* START Records provided *
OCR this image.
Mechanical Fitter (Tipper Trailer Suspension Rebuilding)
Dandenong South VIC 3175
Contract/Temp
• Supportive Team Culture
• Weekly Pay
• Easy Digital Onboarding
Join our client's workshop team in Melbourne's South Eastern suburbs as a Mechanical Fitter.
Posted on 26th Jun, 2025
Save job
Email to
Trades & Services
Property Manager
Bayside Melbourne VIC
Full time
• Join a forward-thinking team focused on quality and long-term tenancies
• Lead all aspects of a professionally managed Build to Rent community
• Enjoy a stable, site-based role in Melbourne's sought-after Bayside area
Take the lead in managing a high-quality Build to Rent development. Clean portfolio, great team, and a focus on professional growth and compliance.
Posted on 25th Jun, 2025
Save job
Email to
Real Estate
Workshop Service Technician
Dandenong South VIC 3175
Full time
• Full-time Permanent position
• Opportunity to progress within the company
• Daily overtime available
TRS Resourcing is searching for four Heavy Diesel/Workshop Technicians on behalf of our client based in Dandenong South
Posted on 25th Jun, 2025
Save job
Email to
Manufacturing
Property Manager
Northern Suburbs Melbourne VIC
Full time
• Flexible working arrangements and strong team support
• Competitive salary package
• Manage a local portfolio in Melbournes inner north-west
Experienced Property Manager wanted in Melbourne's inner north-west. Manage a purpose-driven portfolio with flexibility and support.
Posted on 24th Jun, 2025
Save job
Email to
* END Records provided *
» **Task**: Your answer should be a single number: the count of lines holding the word "Join".

» **Final result**: 2